Copy out every line exactly, passing over the pictures.

## start DATA FOR PROCESSING

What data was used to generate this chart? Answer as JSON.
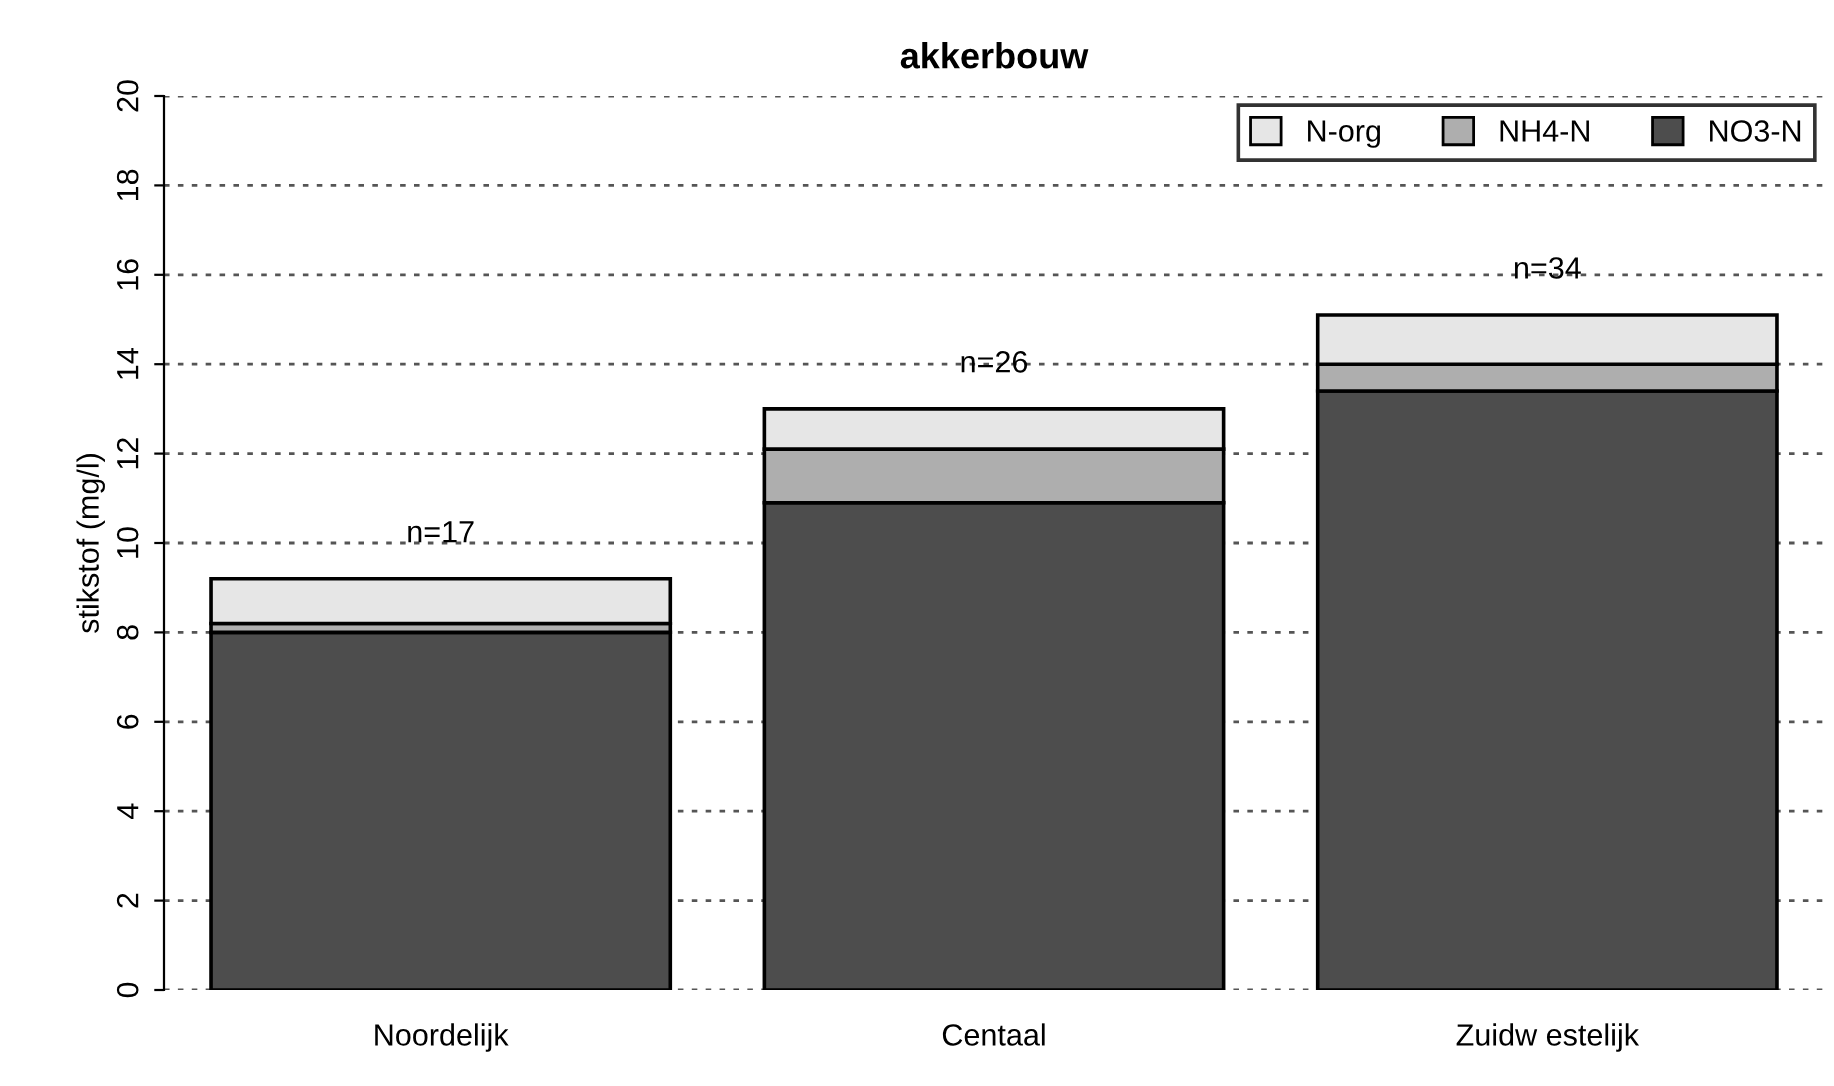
{
  "chart_data": {
    "type": "bar",
    "title": "akkerbouw",
    "ylabel": "stikstof (mg/l)",
    "categories": [
      "Noordelijk",
      "Centaal",
      "Zuidw estelijk"
    ],
    "stacked": true,
    "series": [
      {
        "name": "NO3-N",
        "color": "#4d4d4d",
        "values": [
          8.0,
          10.9,
          13.4
        ]
      },
      {
        "name": "NH4-N",
        "color": "#aeaeae",
        "values": [
          0.2,
          1.2,
          0.6
        ]
      },
      {
        "name": "N-org",
        "color": "#e6e6e6",
        "values": [
          1.0,
          0.9,
          1.1
        ]
      }
    ],
    "annotations": [
      "n=17",
      "n=26",
      "n=34"
    ],
    "ylim": [
      0,
      20
    ],
    "yticks": [
      0,
      2,
      4,
      6,
      8,
      10,
      12,
      14,
      16,
      18,
      20
    ],
    "grid": "y",
    "legend": "top right"
  }
}
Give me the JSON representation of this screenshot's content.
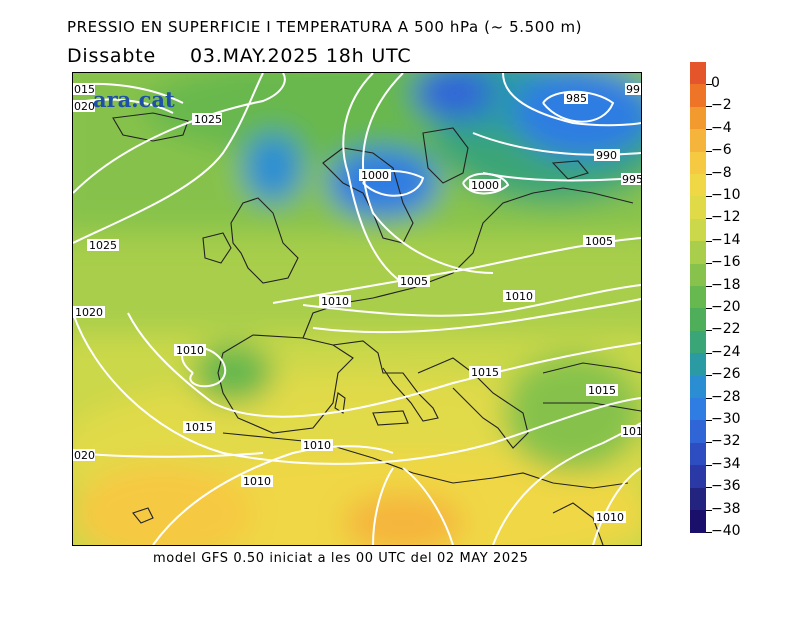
{
  "header": {
    "title": "PRESSIO EN SUPERFICIE I TEMPERATURA A 500 hPa (~ 5.500 m)",
    "day": "Dissabte",
    "run_time": "03.MAY.2025 18h UTC"
  },
  "logo": {
    "text": "ara.cat"
  },
  "footer": {
    "text": "model GFS 0.50 iniciat a les 00 UTC del 02 MAY 2025"
  },
  "legend": {
    "labels": [
      "0",
      "−2",
      "−4",
      "−6",
      "−8",
      "−10",
      "−12",
      "−14",
      "−16",
      "−18",
      "−20",
      "−22",
      "−24",
      "−26",
      "−28",
      "−30",
      "−32",
      "−34",
      "−36",
      "−38",
      "−40"
    ],
    "colors": [
      "#e5552c",
      "#ee7428",
      "#f29a2e",
      "#f5b53c",
      "#f6c943",
      "#f0d745",
      "#e1da48",
      "#cbd84a",
      "#a8ce4b",
      "#86c24c",
      "#67b84e",
      "#4fae5a",
      "#3aa577",
      "#2a9ba3",
      "#2b8ed3",
      "#2f7de3",
      "#3065d8",
      "#2d4dc1",
      "#2a39a6",
      "#22247f",
      "#1a0f6b"
    ]
  },
  "isobars": {
    "labels": [
      {
        "text": "015"
      },
      {
        "text": "020"
      },
      {
        "text": "1025"
      },
      {
        "text": "985"
      },
      {
        "text": "99"
      },
      {
        "text": "990"
      },
      {
        "text": "995"
      },
      {
        "text": "1000"
      },
      {
        "text": "1000"
      },
      {
        "text": "1025"
      },
      {
        "text": "1005"
      },
      {
        "text": "1005"
      },
      {
        "text": "1010"
      },
      {
        "text": "1010"
      },
      {
        "text": "1020"
      },
      {
        "text": "1010"
      },
      {
        "text": "1015"
      },
      {
        "text": "1015"
      },
      {
        "text": "1015"
      },
      {
        "text": "101"
      },
      {
        "text": "1010"
      },
      {
        "text": "020"
      },
      {
        "text": "1010"
      },
      {
        "text": "1010"
      }
    ]
  }
}
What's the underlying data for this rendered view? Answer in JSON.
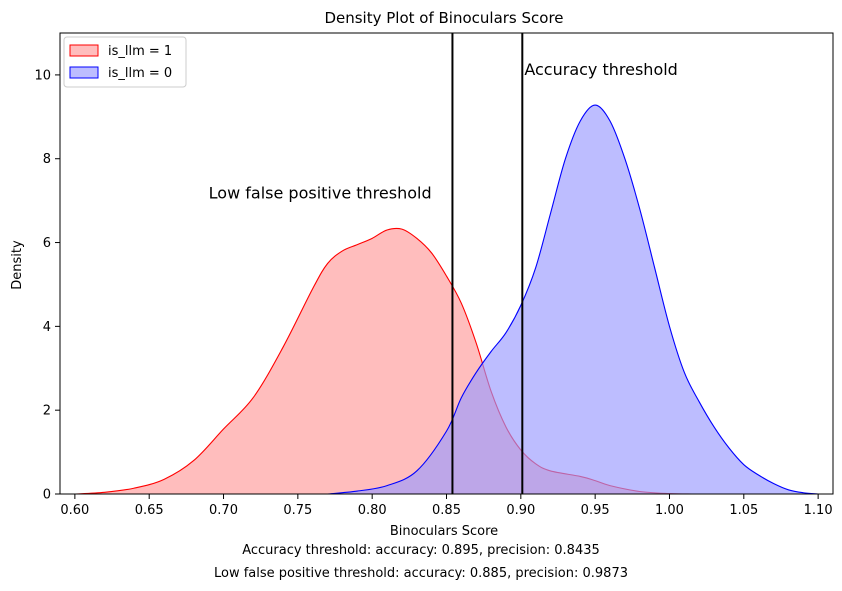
{
  "chart_data": {
    "type": "area",
    "title": "Density Plot of Binoculars Score",
    "xlabel": "Binoculars Score",
    "ylabel": "Density",
    "xlim": [
      0.59,
      1.11
    ],
    "ylim": [
      0,
      11
    ],
    "xticks": [
      0.6,
      0.65,
      0.7,
      0.75,
      0.8,
      0.85,
      0.9,
      0.95,
      1.0,
      1.05,
      1.1
    ],
    "xtick_labels": [
      "0.60",
      "0.65",
      "0.70",
      "0.75",
      "0.80",
      "0.85",
      "0.90",
      "0.95",
      "1.00",
      "1.05",
      "1.10"
    ],
    "yticks": [
      0,
      2,
      4,
      6,
      8,
      10
    ],
    "ytick_labels": [
      "0",
      "2",
      "4",
      "6",
      "8",
      "10"
    ],
    "grid": false,
    "legend_position": "top-left",
    "series": [
      {
        "name": "is_llm = 1",
        "line_color": "#ff0000",
        "fill_color": "#ff9999",
        "x": [
          0.6,
          0.62,
          0.64,
          0.66,
          0.68,
          0.7,
          0.72,
          0.74,
          0.76,
          0.77,
          0.78,
          0.79,
          0.8,
          0.81,
          0.82,
          0.83,
          0.84,
          0.85,
          0.86,
          0.87,
          0.88,
          0.89,
          0.9,
          0.91,
          0.92,
          0.94,
          0.95,
          0.96,
          0.98,
          1.0,
          1.015
        ],
        "y": [
          0.0,
          0.04,
          0.14,
          0.35,
          0.8,
          1.55,
          2.3,
          3.5,
          4.9,
          5.5,
          5.8,
          5.95,
          6.1,
          6.3,
          6.32,
          6.1,
          5.75,
          5.2,
          4.55,
          3.6,
          2.45,
          1.6,
          1.05,
          0.72,
          0.55,
          0.42,
          0.32,
          0.2,
          0.06,
          0.01,
          0.0
        ]
      },
      {
        "name": "is_llm = 0",
        "line_color": "#0000ff",
        "fill_color": "#9999ff",
        "x": [
          0.77,
          0.79,
          0.81,
          0.83,
          0.85,
          0.86,
          0.87,
          0.88,
          0.89,
          0.9,
          0.91,
          0.92,
          0.93,
          0.94,
          0.95,
          0.96,
          0.97,
          0.98,
          0.99,
          1.0,
          1.01,
          1.02,
          1.03,
          1.04,
          1.05,
          1.06,
          1.07,
          1.08,
          1.09,
          1.1
        ],
        "y": [
          0.0,
          0.07,
          0.2,
          0.55,
          1.5,
          2.3,
          2.9,
          3.4,
          3.85,
          4.5,
          5.4,
          6.7,
          8.0,
          8.9,
          9.28,
          8.9,
          8.0,
          6.8,
          5.4,
          4.0,
          2.9,
          2.2,
          1.6,
          1.1,
          0.7,
          0.45,
          0.25,
          0.1,
          0.03,
          0.0
        ]
      }
    ],
    "vlines": [
      {
        "name": "Low false positive threshold",
        "x": 0.854
      },
      {
        "name": "Accuracy threshold",
        "x": 0.901
      }
    ],
    "annotations": [
      {
        "text": "Low false positive threshold",
        "x": 0.765,
        "y": 7.05
      },
      {
        "text": "Accuracy threshold",
        "x": 0.954,
        "y": 10.0
      }
    ]
  },
  "captions": {
    "accuracy": "Accuracy threshold: accuracy: 0.895, precision: 0.8435",
    "low_fp": "Low false positive threshold: accuracy: 0.885, precision: 0.9873"
  }
}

## end DATA FOR PROCESSING

=== TASK OUTPUT ===
What data was used to generate this chart? Answer as JSON.
{
  "chart_data": {
    "type": "bar",
    "title": "akkerbouw",
    "ylabel": "stikstof (mg/l)",
    "categories": [
      "Noordelijk",
      "Centaal",
      "Zuidw estelijk"
    ],
    "stacked": true,
    "series": [
      {
        "name": "NO3-N",
        "color": "#4d4d4d",
        "values": [
          8.0,
          10.9,
          13.4
        ]
      },
      {
        "name": "NH4-N",
        "color": "#aeaeae",
        "values": [
          0.2,
          1.2,
          0.6
        ]
      },
      {
        "name": "N-org",
        "color": "#e6e6e6",
        "values": [
          1.0,
          0.9,
          1.1
        ]
      }
    ],
    "annotations": [
      "n=17",
      "n=26",
      "n=34"
    ],
    "ylim": [
      0,
      20
    ],
    "yticks": [
      0,
      2,
      4,
      6,
      8,
      10,
      12,
      14,
      16,
      18,
      20
    ],
    "grid": "y",
    "legend": "top right"
  }
}
Give me the JSON representation of this screenshot's content.
{
  "header": {
    "title": "PRESSIO EN SUPERFICIE I TEMPERATURA A 500 hPa (~ 5.500 m)",
    "day": "Dissabte",
    "run_time": "03.MAY.2025 18h UTC"
  },
  "logo": {
    "text": "ara.cat"
  },
  "footer": {
    "text": "model GFS 0.50 iniciat a les 00 UTC del 02 MAY 2025"
  },
  "legend": {
    "labels": [
      "0",
      "−2",
      "−4",
      "−6",
      "−8",
      "−10",
      "−12",
      "−14",
      "−16",
      "−18",
      "−20",
      "−22",
      "−24",
      "−26",
      "−28",
      "−30",
      "−32",
      "−34",
      "−36",
      "−38",
      "−40"
    ],
    "colors": [
      "#e5552c",
      "#ee7428",
      "#f29a2e",
      "#f5b53c",
      "#f6c943",
      "#f0d745",
      "#e1da48",
      "#cbd84a",
      "#a8ce4b",
      "#86c24c",
      "#67b84e",
      "#4fae5a",
      "#3aa577",
      "#2a9ba3",
      "#2b8ed3",
      "#2f7de3",
      "#3065d8",
      "#2d4dc1",
      "#2a39a6",
      "#22247f",
      "#1a0f6b"
    ]
  },
  "isobars": {
    "labels": [
      {
        "text": "015"
      },
      {
        "text": "020"
      },
      {
        "text": "1025"
      },
      {
        "text": "985"
      },
      {
        "text": "99"
      },
      {
        "text": "990"
      },
      {
        "text": "995"
      },
      {
        "text": "1000"
      },
      {
        "text": "1000"
      },
      {
        "text": "1025"
      },
      {
        "text": "1005"
      },
      {
        "text": "1005"
      },
      {
        "text": "1010"
      },
      {
        "text": "1010"
      },
      {
        "text": "1020"
      },
      {
        "text": "1010"
      },
      {
        "text": "1015"
      },
      {
        "text": "1015"
      },
      {
        "text": "1015"
      },
      {
        "text": "101"
      },
      {
        "text": "1010"
      },
      {
        "text": "020"
      },
      {
        "text": "1010"
      },
      {
        "text": "1010"
      }
    ]
  }
}
What's the underlying data for this rendered view? Answer in JSON.
{
  "chart_data": {
    "type": "area",
    "title": "Density Plot of Binoculars Score",
    "xlabel": "Binoculars Score",
    "ylabel": "Density",
    "xlim": [
      0.59,
      1.11
    ],
    "ylim": [
      0,
      11
    ],
    "xticks": [
      0.6,
      0.65,
      0.7,
      0.75,
      0.8,
      0.85,
      0.9,
      0.95,
      1.0,
      1.05,
      1.1
    ],
    "xtick_labels": [
      "0.60",
      "0.65",
      "0.70",
      "0.75",
      "0.80",
      "0.85",
      "0.90",
      "0.95",
      "1.00",
      "1.05",
      "1.10"
    ],
    "yticks": [
      0,
      2,
      4,
      6,
      8,
      10
    ],
    "ytick_labels": [
      "0",
      "2",
      "4",
      "6",
      "8",
      "10"
    ],
    "grid": false,
    "legend_position": "top-left",
    "series": [
      {
        "name": "is_llm = 1",
        "line_color": "#ff0000",
        "fill_color": "#ff9999",
        "x": [
          0.6,
          0.62,
          0.64,
          0.66,
          0.68,
          0.7,
          0.72,
          0.74,
          0.76,
          0.77,
          0.78,
          0.79,
          0.8,
          0.81,
          0.82,
          0.83,
          0.84,
          0.85,
          0.86,
          0.87,
          0.88,
          0.89,
          0.9,
          0.91,
          0.92,
          0.94,
          0.95,
          0.96,
          0.98,
          1.0,
          1.015
        ],
        "y": [
          0.0,
          0.04,
          0.14,
          0.35,
          0.8,
          1.55,
          2.3,
          3.5,
          4.9,
          5.5,
          5.8,
          5.95,
          6.1,
          6.3,
          6.32,
          6.1,
          5.75,
          5.2,
          4.55,
          3.6,
          2.45,
          1.6,
          1.05,
          0.72,
          0.55,
          0.42,
          0.32,
          0.2,
          0.06,
          0.01,
          0.0
        ]
      },
      {
        "name": "is_llm = 0",
        "line_color": "#0000ff",
        "fill_color": "#9999ff",
        "x": [
          0.77,
          0.79,
          0.81,
          0.83,
          0.85,
          0.86,
          0.87,
          0.88,
          0.89,
          0.9,
          0.91,
          0.92,
          0.93,
          0.94,
          0.95,
          0.96,
          0.97,
          0.98,
          0.99,
          1.0,
          1.01,
          1.02,
          1.03,
          1.04,
          1.05,
          1.06,
          1.07,
          1.08,
          1.09,
          1.1
        ],
        "y": [
          0.0,
          0.07,
          0.2,
          0.55,
          1.5,
          2.3,
          2.9,
          3.4,
          3.85,
          4.5,
          5.4,
          6.7,
          8.0,
          8.9,
          9.28,
          8.9,
          8.0,
          6.8,
          5.4,
          4.0,
          2.9,
          2.2,
          1.6,
          1.1,
          0.7,
          0.45,
          0.25,
          0.1,
          0.03,
          0.0
        ]
      }
    ],
    "vlines": [
      {
        "name": "Low false positive threshold",
        "x": 0.854
      },
      {
        "name": "Accuracy threshold",
        "x": 0.901
      }
    ],
    "annotations": [
      {
        "text": "Low false positive threshold",
        "x": 0.765,
        "y": 7.05
      },
      {
        "text": "Accuracy threshold",
        "x": 0.954,
        "y": 10.0
      }
    ]
  },
  "captions": {
    "accuracy": "Accuracy threshold: accuracy: 0.895, precision: 0.8435",
    "low_fp": "Low false positive threshold: accuracy: 0.885, precision: 0.9873"
  }
}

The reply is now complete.